REQUEST -
Pull out every line containing the string "body".

>> BEGIN

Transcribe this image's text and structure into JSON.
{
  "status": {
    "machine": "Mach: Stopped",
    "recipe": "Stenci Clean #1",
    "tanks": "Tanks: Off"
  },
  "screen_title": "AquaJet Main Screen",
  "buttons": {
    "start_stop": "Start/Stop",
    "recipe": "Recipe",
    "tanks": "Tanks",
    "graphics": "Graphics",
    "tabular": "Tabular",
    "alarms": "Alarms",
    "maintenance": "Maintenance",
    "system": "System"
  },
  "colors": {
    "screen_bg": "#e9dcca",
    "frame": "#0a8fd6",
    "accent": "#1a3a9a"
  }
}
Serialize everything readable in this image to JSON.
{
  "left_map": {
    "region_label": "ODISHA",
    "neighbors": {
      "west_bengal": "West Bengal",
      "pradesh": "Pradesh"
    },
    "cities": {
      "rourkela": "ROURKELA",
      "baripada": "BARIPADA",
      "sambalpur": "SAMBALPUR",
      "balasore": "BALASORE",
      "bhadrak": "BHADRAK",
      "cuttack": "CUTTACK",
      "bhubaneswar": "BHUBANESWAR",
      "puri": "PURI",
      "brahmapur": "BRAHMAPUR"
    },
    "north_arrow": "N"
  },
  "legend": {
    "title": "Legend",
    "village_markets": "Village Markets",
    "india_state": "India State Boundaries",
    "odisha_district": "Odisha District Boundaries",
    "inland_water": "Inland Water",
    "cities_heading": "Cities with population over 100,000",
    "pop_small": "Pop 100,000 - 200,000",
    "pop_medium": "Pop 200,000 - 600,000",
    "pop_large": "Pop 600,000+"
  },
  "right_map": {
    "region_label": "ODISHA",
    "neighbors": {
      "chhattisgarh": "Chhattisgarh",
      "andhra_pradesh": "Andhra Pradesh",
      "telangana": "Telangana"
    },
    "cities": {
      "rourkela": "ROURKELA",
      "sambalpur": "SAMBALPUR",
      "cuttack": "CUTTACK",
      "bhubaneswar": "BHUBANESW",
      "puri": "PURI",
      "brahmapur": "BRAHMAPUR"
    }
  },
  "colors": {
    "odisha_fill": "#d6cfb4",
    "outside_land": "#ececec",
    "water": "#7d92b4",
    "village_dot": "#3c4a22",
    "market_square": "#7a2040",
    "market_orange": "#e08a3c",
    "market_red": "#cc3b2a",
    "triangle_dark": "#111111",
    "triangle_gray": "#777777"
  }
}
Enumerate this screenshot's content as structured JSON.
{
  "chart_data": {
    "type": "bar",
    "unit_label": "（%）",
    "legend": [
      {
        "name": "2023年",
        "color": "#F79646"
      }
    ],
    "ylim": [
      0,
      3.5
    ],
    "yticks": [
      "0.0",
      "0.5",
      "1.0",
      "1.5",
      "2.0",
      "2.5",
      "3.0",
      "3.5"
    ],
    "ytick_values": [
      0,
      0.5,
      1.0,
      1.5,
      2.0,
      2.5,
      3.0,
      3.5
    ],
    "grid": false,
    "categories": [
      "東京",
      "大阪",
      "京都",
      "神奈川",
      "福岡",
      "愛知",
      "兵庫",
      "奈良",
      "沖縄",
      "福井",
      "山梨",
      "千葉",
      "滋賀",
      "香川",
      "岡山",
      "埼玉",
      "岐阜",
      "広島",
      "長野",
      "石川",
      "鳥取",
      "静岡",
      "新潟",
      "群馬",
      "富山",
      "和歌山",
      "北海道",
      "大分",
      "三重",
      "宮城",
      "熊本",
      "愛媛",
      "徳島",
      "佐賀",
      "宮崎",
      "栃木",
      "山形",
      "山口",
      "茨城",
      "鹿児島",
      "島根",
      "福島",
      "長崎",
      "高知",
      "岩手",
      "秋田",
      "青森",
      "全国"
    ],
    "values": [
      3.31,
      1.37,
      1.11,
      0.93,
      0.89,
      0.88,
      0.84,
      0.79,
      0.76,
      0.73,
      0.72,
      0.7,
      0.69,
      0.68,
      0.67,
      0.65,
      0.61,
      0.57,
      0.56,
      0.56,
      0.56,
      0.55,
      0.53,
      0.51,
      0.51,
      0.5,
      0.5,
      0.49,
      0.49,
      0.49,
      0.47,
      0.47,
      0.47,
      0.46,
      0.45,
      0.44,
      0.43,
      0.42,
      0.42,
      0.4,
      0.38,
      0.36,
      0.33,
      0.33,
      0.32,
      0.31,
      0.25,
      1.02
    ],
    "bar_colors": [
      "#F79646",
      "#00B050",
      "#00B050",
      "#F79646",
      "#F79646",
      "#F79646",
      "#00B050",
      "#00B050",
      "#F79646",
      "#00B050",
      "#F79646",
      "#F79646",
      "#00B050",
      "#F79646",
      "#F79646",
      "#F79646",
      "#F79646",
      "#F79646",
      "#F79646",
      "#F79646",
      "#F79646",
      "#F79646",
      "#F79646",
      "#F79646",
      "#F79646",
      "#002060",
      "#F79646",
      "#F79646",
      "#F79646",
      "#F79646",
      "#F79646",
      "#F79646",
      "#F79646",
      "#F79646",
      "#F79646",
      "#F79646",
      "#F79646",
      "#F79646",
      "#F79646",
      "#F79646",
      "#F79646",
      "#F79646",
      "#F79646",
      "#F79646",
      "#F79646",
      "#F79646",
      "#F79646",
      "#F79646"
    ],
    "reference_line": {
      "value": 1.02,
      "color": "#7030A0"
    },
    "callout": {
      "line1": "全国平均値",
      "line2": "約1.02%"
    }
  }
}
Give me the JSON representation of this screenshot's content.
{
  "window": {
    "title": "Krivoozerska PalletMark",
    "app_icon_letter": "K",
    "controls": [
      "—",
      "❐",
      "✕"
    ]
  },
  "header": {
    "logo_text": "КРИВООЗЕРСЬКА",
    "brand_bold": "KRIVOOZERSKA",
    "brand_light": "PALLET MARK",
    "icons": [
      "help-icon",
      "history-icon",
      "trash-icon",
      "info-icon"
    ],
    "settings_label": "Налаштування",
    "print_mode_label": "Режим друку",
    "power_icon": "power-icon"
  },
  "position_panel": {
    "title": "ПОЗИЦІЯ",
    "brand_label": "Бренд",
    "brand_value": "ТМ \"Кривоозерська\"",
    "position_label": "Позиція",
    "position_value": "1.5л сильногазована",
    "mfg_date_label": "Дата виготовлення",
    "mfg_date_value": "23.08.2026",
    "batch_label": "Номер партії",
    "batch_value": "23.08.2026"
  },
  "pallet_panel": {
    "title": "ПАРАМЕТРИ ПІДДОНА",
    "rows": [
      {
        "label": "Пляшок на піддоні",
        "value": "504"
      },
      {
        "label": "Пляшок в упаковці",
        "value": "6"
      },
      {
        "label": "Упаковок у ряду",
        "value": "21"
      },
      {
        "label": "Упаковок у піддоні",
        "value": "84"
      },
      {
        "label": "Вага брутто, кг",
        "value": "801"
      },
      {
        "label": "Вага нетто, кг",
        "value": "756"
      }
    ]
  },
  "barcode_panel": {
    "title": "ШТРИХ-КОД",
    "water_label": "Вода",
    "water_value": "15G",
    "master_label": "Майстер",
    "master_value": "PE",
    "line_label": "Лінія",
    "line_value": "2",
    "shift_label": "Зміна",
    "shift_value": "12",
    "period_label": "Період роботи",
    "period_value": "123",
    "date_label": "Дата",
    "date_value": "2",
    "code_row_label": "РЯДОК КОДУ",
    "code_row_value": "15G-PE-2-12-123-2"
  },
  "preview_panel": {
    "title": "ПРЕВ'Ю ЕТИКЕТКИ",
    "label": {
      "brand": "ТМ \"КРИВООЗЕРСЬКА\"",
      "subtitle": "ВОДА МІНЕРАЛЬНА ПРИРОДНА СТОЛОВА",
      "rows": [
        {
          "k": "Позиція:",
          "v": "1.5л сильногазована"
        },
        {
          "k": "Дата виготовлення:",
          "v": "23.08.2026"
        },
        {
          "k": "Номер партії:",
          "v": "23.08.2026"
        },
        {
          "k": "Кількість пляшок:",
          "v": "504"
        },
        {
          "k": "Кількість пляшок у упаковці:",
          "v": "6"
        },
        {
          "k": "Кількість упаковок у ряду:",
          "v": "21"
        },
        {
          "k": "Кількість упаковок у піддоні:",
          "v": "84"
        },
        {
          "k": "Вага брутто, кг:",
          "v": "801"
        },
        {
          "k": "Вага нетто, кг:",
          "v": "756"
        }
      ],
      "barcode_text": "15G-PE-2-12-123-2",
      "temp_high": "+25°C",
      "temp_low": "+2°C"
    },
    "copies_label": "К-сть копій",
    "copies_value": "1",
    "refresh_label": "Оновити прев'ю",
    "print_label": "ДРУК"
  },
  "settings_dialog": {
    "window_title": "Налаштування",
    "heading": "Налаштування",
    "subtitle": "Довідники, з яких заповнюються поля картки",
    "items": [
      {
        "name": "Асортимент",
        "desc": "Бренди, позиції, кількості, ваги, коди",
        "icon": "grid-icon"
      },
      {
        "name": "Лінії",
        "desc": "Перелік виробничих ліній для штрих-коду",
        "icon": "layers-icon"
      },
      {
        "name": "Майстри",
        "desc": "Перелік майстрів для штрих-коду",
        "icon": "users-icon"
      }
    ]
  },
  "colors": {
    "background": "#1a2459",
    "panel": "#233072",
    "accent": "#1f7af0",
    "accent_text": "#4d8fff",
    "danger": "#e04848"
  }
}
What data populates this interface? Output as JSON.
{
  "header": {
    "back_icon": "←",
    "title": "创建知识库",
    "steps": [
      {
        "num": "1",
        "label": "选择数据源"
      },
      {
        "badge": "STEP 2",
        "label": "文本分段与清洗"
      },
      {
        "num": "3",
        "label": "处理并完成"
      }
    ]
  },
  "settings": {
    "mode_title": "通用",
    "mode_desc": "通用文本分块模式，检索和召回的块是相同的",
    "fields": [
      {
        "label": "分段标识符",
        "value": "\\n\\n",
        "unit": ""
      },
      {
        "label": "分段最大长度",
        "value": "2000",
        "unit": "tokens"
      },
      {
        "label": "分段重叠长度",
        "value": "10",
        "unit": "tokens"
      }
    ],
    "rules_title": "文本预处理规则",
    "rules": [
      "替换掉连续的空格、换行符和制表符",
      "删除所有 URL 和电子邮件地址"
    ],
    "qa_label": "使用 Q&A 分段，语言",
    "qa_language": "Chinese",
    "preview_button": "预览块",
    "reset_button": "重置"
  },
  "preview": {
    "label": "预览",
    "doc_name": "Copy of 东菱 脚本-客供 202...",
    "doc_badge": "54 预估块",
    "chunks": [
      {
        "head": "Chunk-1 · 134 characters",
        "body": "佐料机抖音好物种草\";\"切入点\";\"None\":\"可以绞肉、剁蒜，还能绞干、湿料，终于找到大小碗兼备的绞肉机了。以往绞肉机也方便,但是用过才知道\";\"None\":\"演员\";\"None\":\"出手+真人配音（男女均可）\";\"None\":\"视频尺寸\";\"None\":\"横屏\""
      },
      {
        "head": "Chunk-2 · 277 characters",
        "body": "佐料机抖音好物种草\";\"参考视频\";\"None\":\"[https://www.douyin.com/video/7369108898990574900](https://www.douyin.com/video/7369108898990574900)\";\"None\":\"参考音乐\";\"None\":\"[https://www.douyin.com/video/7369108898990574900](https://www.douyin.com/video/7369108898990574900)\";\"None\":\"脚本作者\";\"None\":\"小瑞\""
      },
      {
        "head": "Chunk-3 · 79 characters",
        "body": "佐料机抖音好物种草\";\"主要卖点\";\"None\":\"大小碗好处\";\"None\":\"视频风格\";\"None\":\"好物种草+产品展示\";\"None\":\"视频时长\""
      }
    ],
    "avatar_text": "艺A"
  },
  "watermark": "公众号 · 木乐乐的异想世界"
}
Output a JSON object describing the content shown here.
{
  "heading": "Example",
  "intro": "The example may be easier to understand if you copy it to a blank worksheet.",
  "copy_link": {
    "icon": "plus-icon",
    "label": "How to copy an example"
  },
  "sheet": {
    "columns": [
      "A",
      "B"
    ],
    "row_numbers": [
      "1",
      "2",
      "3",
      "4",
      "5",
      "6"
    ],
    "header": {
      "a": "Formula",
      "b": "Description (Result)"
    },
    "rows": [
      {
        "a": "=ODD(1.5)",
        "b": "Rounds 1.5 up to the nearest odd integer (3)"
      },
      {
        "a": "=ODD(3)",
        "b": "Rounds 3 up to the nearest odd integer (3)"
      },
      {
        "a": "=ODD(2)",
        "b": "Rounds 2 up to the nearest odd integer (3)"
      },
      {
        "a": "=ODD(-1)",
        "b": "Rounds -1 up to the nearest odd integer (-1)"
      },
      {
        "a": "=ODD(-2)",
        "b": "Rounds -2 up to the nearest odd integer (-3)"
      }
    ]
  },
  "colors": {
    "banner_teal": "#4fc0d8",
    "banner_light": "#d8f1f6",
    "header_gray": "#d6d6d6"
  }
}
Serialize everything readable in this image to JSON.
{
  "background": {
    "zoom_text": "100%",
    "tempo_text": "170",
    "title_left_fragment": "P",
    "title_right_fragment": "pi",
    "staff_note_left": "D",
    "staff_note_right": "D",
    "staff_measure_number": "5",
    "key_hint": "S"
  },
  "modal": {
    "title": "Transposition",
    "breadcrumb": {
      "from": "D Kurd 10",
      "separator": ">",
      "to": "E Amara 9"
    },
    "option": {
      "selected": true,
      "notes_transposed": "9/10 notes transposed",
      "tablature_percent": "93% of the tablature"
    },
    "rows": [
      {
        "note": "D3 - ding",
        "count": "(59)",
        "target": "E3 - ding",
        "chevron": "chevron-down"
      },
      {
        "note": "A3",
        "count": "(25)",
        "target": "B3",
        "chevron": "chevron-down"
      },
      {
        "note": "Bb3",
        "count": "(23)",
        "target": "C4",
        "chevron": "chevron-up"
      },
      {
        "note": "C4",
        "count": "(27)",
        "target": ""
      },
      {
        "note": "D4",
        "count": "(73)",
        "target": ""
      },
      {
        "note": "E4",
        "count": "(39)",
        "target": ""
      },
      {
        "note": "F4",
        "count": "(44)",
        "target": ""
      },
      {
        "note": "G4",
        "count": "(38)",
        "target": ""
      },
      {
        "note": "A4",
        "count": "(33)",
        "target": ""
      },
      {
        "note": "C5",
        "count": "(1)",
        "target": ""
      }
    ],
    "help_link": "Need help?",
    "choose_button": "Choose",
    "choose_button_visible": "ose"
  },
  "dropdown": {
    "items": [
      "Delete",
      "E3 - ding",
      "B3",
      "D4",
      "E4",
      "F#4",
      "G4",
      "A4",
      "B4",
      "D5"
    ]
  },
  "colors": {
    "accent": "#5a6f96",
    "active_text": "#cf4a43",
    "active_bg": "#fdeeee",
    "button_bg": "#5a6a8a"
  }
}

>> END

SOLUTION TO THIS PROBLEM -
        "body": "佐料机抖音好物种草\";\"切入点\";\"None\":\"可以绞肉、剁蒜，还能绞干、湿料，终于找到大小碗兼备的绞肉机了。以往绞肉机也方便,但是用过才知道\";\"None\":\"演员\";\"None\":\"出手+真人配音（男女均可）\";\"None\":\"视频尺寸\";\"None\":\"横屏\""
        "body": "佐料机抖音好物种草\";\"参考视频\";\"None\":\"[https://www.douyin.com/video/7369108898990574900](https://www.douyin.com/video/7369108898990574900)\";\"None\":\"参考音乐\";\"None\":\"[https://www.douyin.com/video/7369108898990574900](https://www.douyin.com/video/7369108898990574900)\";\"None\":\"脚本作者\";\"None\":\"小瑞\""
        "body": "佐料机抖音好物种草\";\"主要卖点\";\"None\":\"大小碗好处\";\"None\":\"视频风格\";\"None\":\"好物种草+产品展示\";\"None\":\"视频时长\""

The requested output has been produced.